• Exercise directions:
Reproduce every entry below precisely; do not include the pictures.
*** Opening Records provided ***
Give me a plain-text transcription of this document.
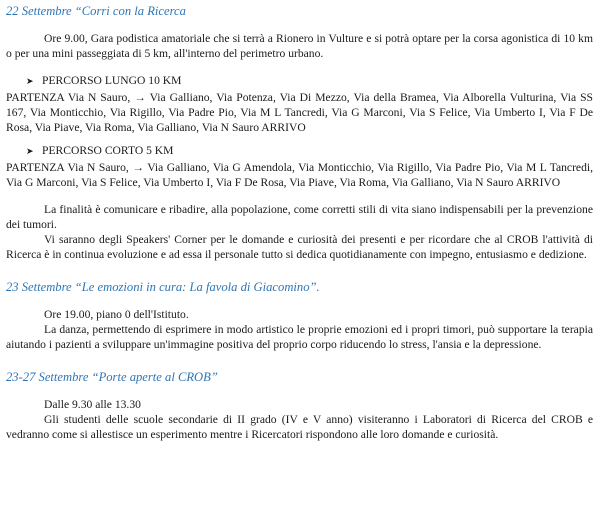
22 Settembre “Corri con la Ricerca

Ore 9.00, Gara podistica amatoriale che si terrà a Rionero in Vulture e si potrà optare per la corsa agonistica di 10 km o per una mini passeggiata di 5 km, all'interno del perimetro urbano.

➤ PERCORSO LUNGO 10 KM

PARTENZA Via N Sauro, → Via Galliano, Via Potenza, Via Di Mezzo, Via della Bramea, Via Alborella Vulturina, Via SS 167, Via Monticchio, Via Rigillo, Via Padre Pio, Via M L Tancredi, Via G Marconi, Via S Felice, Via Umberto I, Via F De Rosa, Via Piave, Via Roma, Via Galliano, Via N Sauro ARRIVO

➤ PERCORSO CORTO 5 KM

PARTENZA Via N Sauro, → Via Galliano, Via G Amendola, Via Monticchio, Via Rigillo, Via Padre Pio, Via M L Tancredi, Via G Marconi, Via S Felice, Via Umberto I, Via F De Rosa, Via Piave, Via Roma, Via Galliano, Via N Sauro ARRIVO

La finalità è comunicare e ribadire, alla popolazione, come corretti stili di vita siano indispensabili per la prevenzione dei tumori.

Vi saranno degli Speakers' Corner per le domande e curiosità dei presenti e per ricordare che al CROB l'attività di Ricerca è in continua evoluzione e ad essa il personale tutto si dedica quotidianamente con impegno, entusiasmo e dedizione.

23 Settembre “Le emozioni in cura: La favola di Giacomino”.

Ore 19.00, piano 0 dell'Istituto.

La danza, permettendo di esprimere in modo artistico le proprie emozioni ed i propri timori, può supportare la terapia aiutando i pazienti a sviluppare un'immagine positiva del proprio corpo riducendo lo stress, l'ansia e la depressione.

23-27 Settembre “Porte aperte al CROB”

Dalle 9.30 alle 13.30

Gli studenti delle scuole secondarie di II grado (IV e V anno) visiteranno i Laboratori di Ricerca del CROB e vedranno come si allestisce un esperimento mentre i Ricercatori rispondono alle loro domande e curiosità.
*** Closing Records provided ***
• Exercise response:
Give me a plain-text transcription of this document.
22 Settembre “Corri con la Ricerca

Ore 9.00, Gara podistica amatoriale che si terrà a Rionero in Vulture e si potrà optare per la corsa agonistica di 10 km o per una mini passeggiata di 5 km, all'interno del perimetro urbano.

➤ PERCORSO LUNGO 10 KM

PARTENZA Via N Sauro, → Via Galliano, Via Potenza, Via Di Mezzo, Via della Bramea, Via Alborella Vulturina, Via SS 167, Via Monticchio, Via Rigillo, Via Padre Pio, Via M L Tancredi, Via G Marconi, Via S Felice, Via Umberto I, Via F De Rosa, Via Piave, Via Roma, Via Galliano, Via N Sauro ARRIVO

➤ PERCORSO CORTO 5 KM

PARTENZA Via N Sauro, → Via Galliano, Via G Amendola, Via Monticchio, Via Rigillo, Via Padre Pio, Via M L Tancredi, Via G Marconi, Via S Felice, Via Umberto I, Via F De Rosa, Via Piave, Via Roma, Via Galliano, Via N Sauro ARRIVO

La finalità è comunicare e ribadire, alla popolazione, come corretti stili di vita siano indispensabili per la prevenzione dei tumori.

Vi saranno degli Speakers' Corner per le domande e curiosità dei presenti e per ricordare che al CROB l'attività di Ricerca è in continua evoluzione e ad essa il personale tutto si dedica quotidianamente con impegno, entusiasmo e dedizione.

23 Settembre “Le emozioni in cura: La favola di Giacomino”.

Ore 19.00, piano 0 dell'Istituto.

La danza, permettendo di esprimere in modo artistico le proprie emozioni ed i propri timori, può supportare la terapia aiutando i pazienti a sviluppare un'immagine positiva del proprio corpo riducendo lo stress, l'ansia e la depressione.

23-27 Settembre “Porte aperte al CROB”

Dalle 9.30 alle 13.30

Gli studenti delle scuole secondarie di II grado (IV e V anno) visiteranno i Laboratori di Ricerca del CROB e vedranno come si allestisce un esperimento mentre i Ricercatori rispondono alle loro domande e curiosità.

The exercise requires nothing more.